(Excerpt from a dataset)
☆ ☆ ☆ ☆

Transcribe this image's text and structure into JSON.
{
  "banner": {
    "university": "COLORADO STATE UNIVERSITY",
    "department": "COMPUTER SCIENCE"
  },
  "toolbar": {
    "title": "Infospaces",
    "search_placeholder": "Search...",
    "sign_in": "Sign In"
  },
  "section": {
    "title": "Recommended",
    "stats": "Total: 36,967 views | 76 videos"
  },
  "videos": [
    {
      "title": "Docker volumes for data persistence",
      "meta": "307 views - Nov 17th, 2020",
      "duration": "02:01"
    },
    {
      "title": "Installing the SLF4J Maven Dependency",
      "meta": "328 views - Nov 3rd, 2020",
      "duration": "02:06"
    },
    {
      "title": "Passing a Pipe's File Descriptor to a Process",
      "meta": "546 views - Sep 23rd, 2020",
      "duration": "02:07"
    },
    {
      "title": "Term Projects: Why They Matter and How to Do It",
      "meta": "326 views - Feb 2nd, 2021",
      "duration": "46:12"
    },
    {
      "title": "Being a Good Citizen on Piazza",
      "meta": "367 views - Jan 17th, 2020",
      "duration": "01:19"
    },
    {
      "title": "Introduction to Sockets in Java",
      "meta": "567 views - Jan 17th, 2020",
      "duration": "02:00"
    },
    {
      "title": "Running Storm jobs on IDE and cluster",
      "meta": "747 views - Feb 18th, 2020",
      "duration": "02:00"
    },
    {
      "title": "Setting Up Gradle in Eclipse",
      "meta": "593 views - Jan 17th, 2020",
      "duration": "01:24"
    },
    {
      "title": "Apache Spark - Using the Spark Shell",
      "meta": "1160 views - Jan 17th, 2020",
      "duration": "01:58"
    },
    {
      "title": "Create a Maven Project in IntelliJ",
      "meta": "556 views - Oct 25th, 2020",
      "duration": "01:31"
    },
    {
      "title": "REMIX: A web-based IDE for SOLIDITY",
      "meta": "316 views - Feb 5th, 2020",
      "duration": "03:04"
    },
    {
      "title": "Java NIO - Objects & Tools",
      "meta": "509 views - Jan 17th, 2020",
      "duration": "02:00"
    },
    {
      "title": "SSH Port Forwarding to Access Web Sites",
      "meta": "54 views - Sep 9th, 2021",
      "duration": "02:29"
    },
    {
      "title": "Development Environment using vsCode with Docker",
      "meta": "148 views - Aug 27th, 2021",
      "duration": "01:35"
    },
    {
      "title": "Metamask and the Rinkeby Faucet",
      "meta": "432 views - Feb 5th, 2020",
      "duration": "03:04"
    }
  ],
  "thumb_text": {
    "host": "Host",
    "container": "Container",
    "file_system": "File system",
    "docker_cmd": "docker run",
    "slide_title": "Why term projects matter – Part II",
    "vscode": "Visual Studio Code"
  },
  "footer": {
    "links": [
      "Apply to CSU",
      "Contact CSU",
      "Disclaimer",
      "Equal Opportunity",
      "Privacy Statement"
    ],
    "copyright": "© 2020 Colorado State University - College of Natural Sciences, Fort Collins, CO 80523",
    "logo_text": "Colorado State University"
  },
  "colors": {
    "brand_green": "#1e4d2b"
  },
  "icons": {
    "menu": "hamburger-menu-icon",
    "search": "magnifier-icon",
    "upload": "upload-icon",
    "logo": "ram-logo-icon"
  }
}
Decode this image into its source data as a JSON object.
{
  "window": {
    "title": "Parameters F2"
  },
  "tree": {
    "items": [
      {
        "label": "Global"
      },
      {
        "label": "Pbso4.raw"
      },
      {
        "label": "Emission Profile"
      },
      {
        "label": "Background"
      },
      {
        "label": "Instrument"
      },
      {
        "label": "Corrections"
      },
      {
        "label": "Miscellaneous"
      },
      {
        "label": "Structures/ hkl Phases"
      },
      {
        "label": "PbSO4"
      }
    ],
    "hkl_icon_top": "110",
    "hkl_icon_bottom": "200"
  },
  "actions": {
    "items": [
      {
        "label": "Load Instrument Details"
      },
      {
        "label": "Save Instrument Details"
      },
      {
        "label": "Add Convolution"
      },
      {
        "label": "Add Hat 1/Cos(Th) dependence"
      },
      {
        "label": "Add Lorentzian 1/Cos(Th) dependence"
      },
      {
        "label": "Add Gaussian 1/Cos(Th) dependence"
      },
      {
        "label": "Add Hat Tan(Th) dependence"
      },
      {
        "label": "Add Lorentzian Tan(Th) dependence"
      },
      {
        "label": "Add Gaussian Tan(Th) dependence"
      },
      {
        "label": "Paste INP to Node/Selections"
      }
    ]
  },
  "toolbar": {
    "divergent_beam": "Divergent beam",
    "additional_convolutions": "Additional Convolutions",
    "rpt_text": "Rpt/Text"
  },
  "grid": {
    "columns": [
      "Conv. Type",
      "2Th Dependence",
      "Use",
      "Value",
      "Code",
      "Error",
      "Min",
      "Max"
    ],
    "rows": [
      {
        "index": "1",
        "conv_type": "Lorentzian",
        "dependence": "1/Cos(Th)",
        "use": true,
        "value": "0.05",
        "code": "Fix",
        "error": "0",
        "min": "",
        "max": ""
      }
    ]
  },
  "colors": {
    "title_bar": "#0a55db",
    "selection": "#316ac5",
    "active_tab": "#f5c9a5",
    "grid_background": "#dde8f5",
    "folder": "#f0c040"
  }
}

☆ ☆ ☆ ☆

**Task objective**: All of the entries above need to be reproduced exactly.

**Solution for this task**:
Transcribe this image's text and structure into JSON.
{
  "banner": {
    "university": "COLORADO STATE UNIVERSITY",
    "department": "COMPUTER SCIENCE"
  },
  "toolbar": {
    "title": "Infospaces",
    "search_placeholder": "Search...",
    "sign_in": "Sign In"
  },
  "section": {
    "title": "Recommended",
    "stats": "Total: 36,967 views | 76 videos"
  },
  "videos": [
    {
      "title": "Docker volumes for data persistence",
      "meta": "307 views - Nov 17th, 2020",
      "duration": "02:01"
    },
    {
      "title": "Installing the SLF4J Maven Dependency",
      "meta": "328 views - Nov 3rd, 2020",
      "duration": "02:06"
    },
    {
      "title": "Passing a Pipe's File Descriptor to a Process",
      "meta": "546 views - Sep 23rd, 2020",
      "duration": "02:07"
    },
    {
      "title": "Term Projects: Why They Matter and How to Do It",
      "meta": "326 views - Feb 2nd, 2021",
      "duration": "46:12"
    },
    {
      "title": "Being a Good Citizen on Piazza",
      "meta": "367 views - Jan 17th, 2020",
      "duration": "01:19"
    },
    {
      "title": "Introduction to Sockets in Java",
      "meta": "567 views - Jan 17th, 2020",
      "duration": "02:00"
    },
    {
      "title": "Running Storm jobs on IDE and cluster",
      "meta": "747 views - Feb 18th, 2020",
      "duration": "02:00"
    },
    {
      "title": "Setting Up Gradle in Eclipse",
      "meta": "593 views - Jan 17th, 2020",
      "duration": "01:24"
    },
    {
      "title": "Apache Spark - Using the Spark Shell",
      "meta": "1160 views - Jan 17th, 2020",
      "duration": "01:58"
    },
    {
      "title": "Create a Maven Project in IntelliJ",
      "meta": "556 views - Oct 25th, 2020",
      "duration": "01:31"
    },
    {
      "title": "REMIX: A web-based IDE for SOLIDITY",
      "meta": "316 views - Feb 5th, 2020",
      "duration": "03:04"
    },
    {
      "title": "Java NIO - Objects & Tools",
      "meta": "509 views - Jan 17th, 2020",
      "duration": "02:00"
    },
    {
      "title": "SSH Port Forwarding to Access Web Sites",
      "meta": "54 views - Sep 9th, 2021",
      "duration": "02:29"
    },
    {
      "title": "Development Environment using vsCode with Docker",
      "meta": "148 views - Aug 27th, 2021",
      "duration": "01:35"
    },
    {
      "title": "Metamask and the Rinkeby Faucet",
      "meta": "432 views - Feb 5th, 2020",
      "duration": "03:04"
    }
  ],
  "thumb_text": {
    "host": "Host",
    "container": "Container",
    "file_system": "File system",
    "docker_cmd": "docker run",
    "slide_title": "Why term projects matter – Part II",
    "vscode": "Visual Studio Code"
  },
  "footer": {
    "links": [
      "Apply to CSU",
      "Contact CSU",
      "Disclaimer",
      "Equal Opportunity",
      "Privacy Statement"
    ],
    "copyright": "© 2020 Colorado State University - College of Natural Sciences, Fort Collins, CO 80523",
    "logo_text": "Colorado State University"
  },
  "colors": {
    "brand_green": "#1e4d2b"
  },
  "icons": {
    "menu": "hamburger-menu-icon",
    "search": "magnifier-icon",
    "upload": "upload-icon",
    "logo": "ram-logo-icon"
  }
}
Decode this image into its source data as a JSON object.
{
  "window": {
    "title": "Parameters F2"
  },
  "tree": {
    "items": [
      {
        "label": "Global"
      },
      {
        "label": "Pbso4.raw"
      },
      {
        "label": "Emission Profile"
      },
      {
        "label": "Background"
      },
      {
        "label": "Instrument"
      },
      {
        "label": "Corrections"
      },
      {
        "label": "Miscellaneous"
      },
      {
        "label": "Structures/ hkl Phases"
      },
      {
        "label": "PbSO4"
      }
    ],
    "hkl_icon_top": "110",
    "hkl_icon_bottom": "200"
  },
  "actions": {
    "items": [
      {
        "label": "Load Instrument Details"
      },
      {
        "label": "Save Instrument Details"
      },
      {
        "label": "Add Convolution"
      },
      {
        "label": "Add Hat 1/Cos(Th) dependence"
      },
      {
        "label": "Add Lorentzian 1/Cos(Th) dependence"
      },
      {
        "label": "Add Gaussian 1/Cos(Th) dependence"
      },
      {
        "label": "Add Hat Tan(Th) dependence"
      },
      {
        "label": "Add Lorentzian Tan(Th) dependence"
      },
      {
        "label": "Add Gaussian Tan(Th) dependence"
      },
      {
        "label": "Paste INP to Node/Selections"
      }
    ]
  },
  "toolbar": {
    "divergent_beam": "Divergent beam",
    "additional_convolutions": "Additional Convolutions",
    "rpt_text": "Rpt/Text"
  },
  "grid": {
    "columns": [
      "Conv. Type",
      "2Th Dependence",
      "Use",
      "Value",
      "Code",
      "Error",
      "Min",
      "Max"
    ],
    "rows": [
      {
        "index": "1",
        "conv_type": "Lorentzian",
        "dependence": "1/Cos(Th)",
        "use": true,
        "value": "0.05",
        "code": "Fix",
        "error": "0",
        "min": "",
        "max": ""
      }
    ]
  },
  "colors": {
    "title_bar": "#0a55db",
    "selection": "#316ac5",
    "active_tab": "#f5c9a5",
    "grid_background": "#dde8f5",
    "folder": "#f0c040"
  }
}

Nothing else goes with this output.